§ WRITTEN PROBLEM: Copy each line exactly. Drop every picture.

* BEGIN INPUT MATERIAL *

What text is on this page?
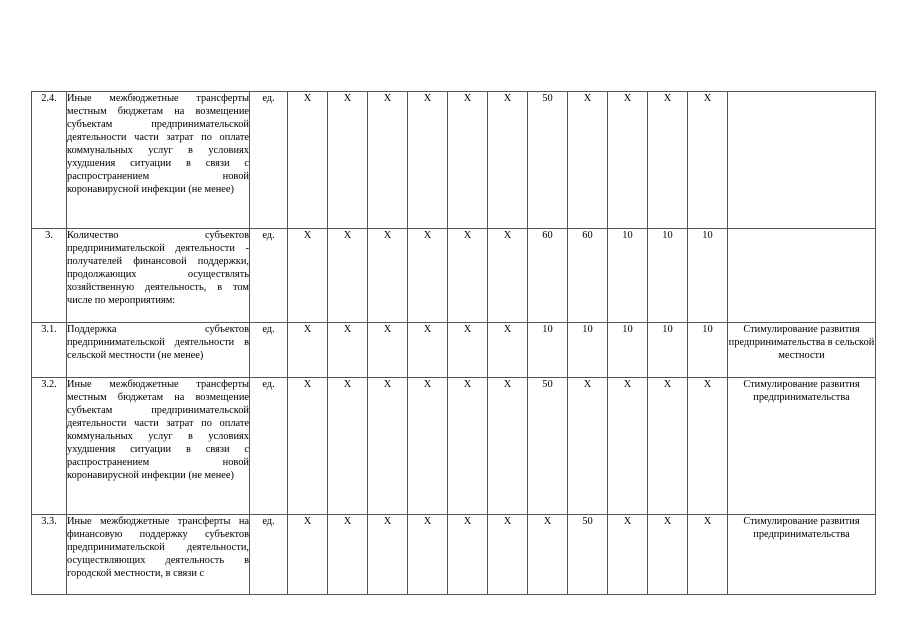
2.4.	Иные межбюджетные трансферты местным бюджетам на возмещение субъектам предпринимательской деятельности части затрат по оплате коммунальных услуг в условиях ухудшения ситуации в связи с распространением новой коронавирусной инфекции (не менее)	ед.	X	X	X	X	X	X	50	X	X	X	X	
3.	Количество субъектов предпринимательской деятельности - получателей финансовой поддержки, продолжающих осуществлять хозяйственную деятельность, в том числе по мероприятиям:	ед.	X	X	X	X	X	X	60	60	10	10	10	
3.1.	Поддержка субъектов предпринимательской деятельности в сельской местности (не менее)	ед.	X	X	X	X	X	X	10	10	10	10	10	Стимулирование развития предпринимательства в сельской местности
3.2.	Иные межбюджетные трансферты местным бюджетам на возмещение субъектам предпринимательской деятельности части затрат по оплате коммунальных услуг в условиях ухудшения ситуации в связи с распространением новой коронавирусной инфекции (не менее)	ед.	X	X	X	X	X	X	50	X	X	X	X	Стимулирование развития предпринимательства
3.3.	Иные межбюджетные трансферты на финансовую поддержку субъектов предпринимательской деятельности, осуществляющих деятельность в городской местности, в связи с	ед.	X	X	X	X	X	X	X	50	X	X	X	Стимулирование развития предпринимательства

* END INPUT MATERIAL *

§ PROBLEM SOLUTION:
What text is on this page?
2.4.	Иные межбюджетные трансферты местным бюджетам на возмещение субъектам предпринимательской деятельности части затрат по оплате коммунальных услуг в условиях ухудшения ситуации в связи с распространением новой коронавирусной инфекции (не менее)	ед.	X	X	X	X	X	X	50	X	X	X	X	
3.	Количество субъектов предпринимательской деятельности - получателей финансовой поддержки, продолжающих осуществлять хозяйственную деятельность, в том числе по мероприятиям:	ед.	X	X	X	X	X	X	60	60	10	10	10	
3.1.	Поддержка субъектов предпринимательской деятельности в сельской местности (не менее)	ед.	X	X	X	X	X	X	10	10	10	10	10	Стимулирование развития предпринимательства в сельской местности
3.2.	Иные межбюджетные трансферты местным бюджетам на возмещение субъектам предпринимательской деятельности части затрат по оплате коммунальных услуг в условиях ухудшения ситуации в связи с распространением новой коронавирусной инфекции (не менее)	ед.	X	X	X	X	X	X	50	X	X	X	X	Стимулирование развития предпринимательства
3.3.	Иные межбюджетные трансферты на финансовую поддержку субъектов предпринимательской деятельности, осуществляющих деятельность в городской местности, в связи с	ед.	X	X	X	X	X	X	X	50	X	X	X	Стимулирование развития предпринимательства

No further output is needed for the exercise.